§ **Excerpted records**:

============

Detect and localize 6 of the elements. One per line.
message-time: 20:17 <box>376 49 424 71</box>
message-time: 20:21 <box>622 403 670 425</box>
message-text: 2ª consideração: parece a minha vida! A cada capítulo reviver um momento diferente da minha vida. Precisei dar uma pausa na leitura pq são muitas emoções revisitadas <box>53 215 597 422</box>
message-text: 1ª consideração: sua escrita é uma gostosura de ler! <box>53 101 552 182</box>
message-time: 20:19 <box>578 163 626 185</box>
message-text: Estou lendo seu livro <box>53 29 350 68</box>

============

§ **Aim of the exercise**: Reproduce the data above line for line, without changing any wording, number, or coordinate.

§ **Answer to the problem**:
Detect and localize 6 of the elements. One per line.
message-time: 20:17 <box>376 49 424 71</box>
message-time: 20:21 <box>622 403 670 425</box>
message-text: 2ª consideração: parece a minha vida! A cada capítulo reviver um momento diferente da minha vida. Precisei dar uma pausa na leitura pq são muitas emoções revisitadas <box>53 215 597 422</box>
message-text: 1ª consideração: sua escrita é uma gostosura de ler! <box>53 101 552 182</box>
message-time: 20:19 <box>578 163 626 185</box>
message-text: Estou lendo seu livro <box>53 29 350 68</box>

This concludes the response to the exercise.